* start Supplied data *
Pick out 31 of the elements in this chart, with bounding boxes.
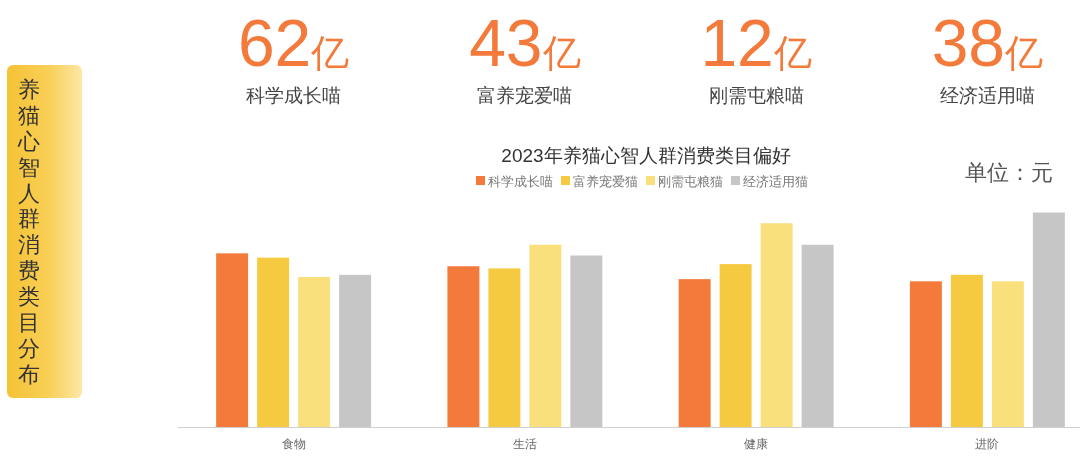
bar	[719, 264, 752, 428]
bar	[216, 253, 249, 428]
chart-title: 2023年养猫心智人群消费类目偏好	[501, 145, 791, 166]
x-tick-label: 进阶	[975, 437, 1000, 451]
bar	[447, 266, 480, 428]
bar	[488, 268, 521, 428]
text: 富养宠爱喵	[477, 85, 573, 106]
text: 43亿	[469, 6, 581, 80]
legend-label: 刚需屯粮猫	[658, 173, 723, 189]
legend-label: 科学成长喵	[488, 173, 553, 189]
x-tick-label: 健康	[744, 437, 769, 451]
bar	[298, 277, 331, 428]
text: 38亿	[931, 6, 1044, 80]
bar	[991, 281, 1024, 428]
legend-label: 经济适用猫	[743, 173, 808, 189]
bar	[257, 257, 290, 428]
chart-title: 养猫心智人群消费类目分布	[18, 76, 40, 387]
text: 刚需屯粮喵	[708, 85, 804, 106]
text: 单位：元	[965, 160, 1053, 185]
bar	[529, 244, 562, 428]
bar	[950, 274, 983, 428]
text: 62亿	[237, 6, 350, 80]
x-tick-label: 食物	[281, 437, 306, 451]
text: 科学成长喵	[246, 85, 342, 106]
text: 经济适用喵	[939, 85, 1035, 106]
text: 12亿	[700, 6, 812, 80]
legend-label: 富养宠爱猫	[573, 173, 638, 189]
x-tick-label: 生活	[512, 437, 537, 451]
bar	[678, 279, 711, 428]
bar	[760, 223, 793, 428]
bar	[909, 281, 942, 428]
* end Supplied data *
What the task requires >> Please copy every line of the data above word for word, leaving out the pictures.

Reply >>
Pick out 31 of the elements in this chart, with bounding boxes.
bar	[719, 264, 752, 428]
bar	[216, 253, 249, 428]
chart-title: 2023年养猫心智人群消费类目偏好	[501, 145, 791, 166]
x-tick-label: 进阶	[975, 437, 1000, 451]
bar	[447, 266, 480, 428]
bar	[488, 268, 521, 428]
text: 富养宠爱喵	[477, 85, 573, 106]
text: 43亿	[469, 6, 581, 80]
legend-label: 刚需屯粮猫	[658, 173, 723, 189]
legend-label: 科学成长喵	[488, 173, 553, 189]
x-tick-label: 健康	[744, 437, 769, 451]
bar	[298, 277, 331, 428]
text: 38亿	[931, 6, 1044, 80]
bar	[991, 281, 1024, 428]
legend-label: 经济适用猫	[743, 173, 808, 189]
bar	[257, 257, 290, 428]
chart-title: 养猫心智人群消费类目分布	[18, 76, 40, 387]
text: 刚需屯粮喵	[708, 85, 804, 106]
text: 单位：元	[965, 160, 1053, 185]
bar	[529, 244, 562, 428]
bar	[950, 274, 983, 428]
text: 62亿	[237, 6, 350, 80]
x-tick-label: 食物	[281, 437, 306, 451]
text: 科学成长喵	[246, 85, 342, 106]
text: 经济适用喵	[939, 85, 1035, 106]
text: 12亿	[700, 6, 812, 80]
legend-label: 富养宠爱猫	[573, 173, 638, 189]
x-tick-label: 生活	[512, 437, 537, 451]
bar	[678, 279, 711, 428]
bar	[760, 223, 793, 428]
bar	[909, 281, 942, 428]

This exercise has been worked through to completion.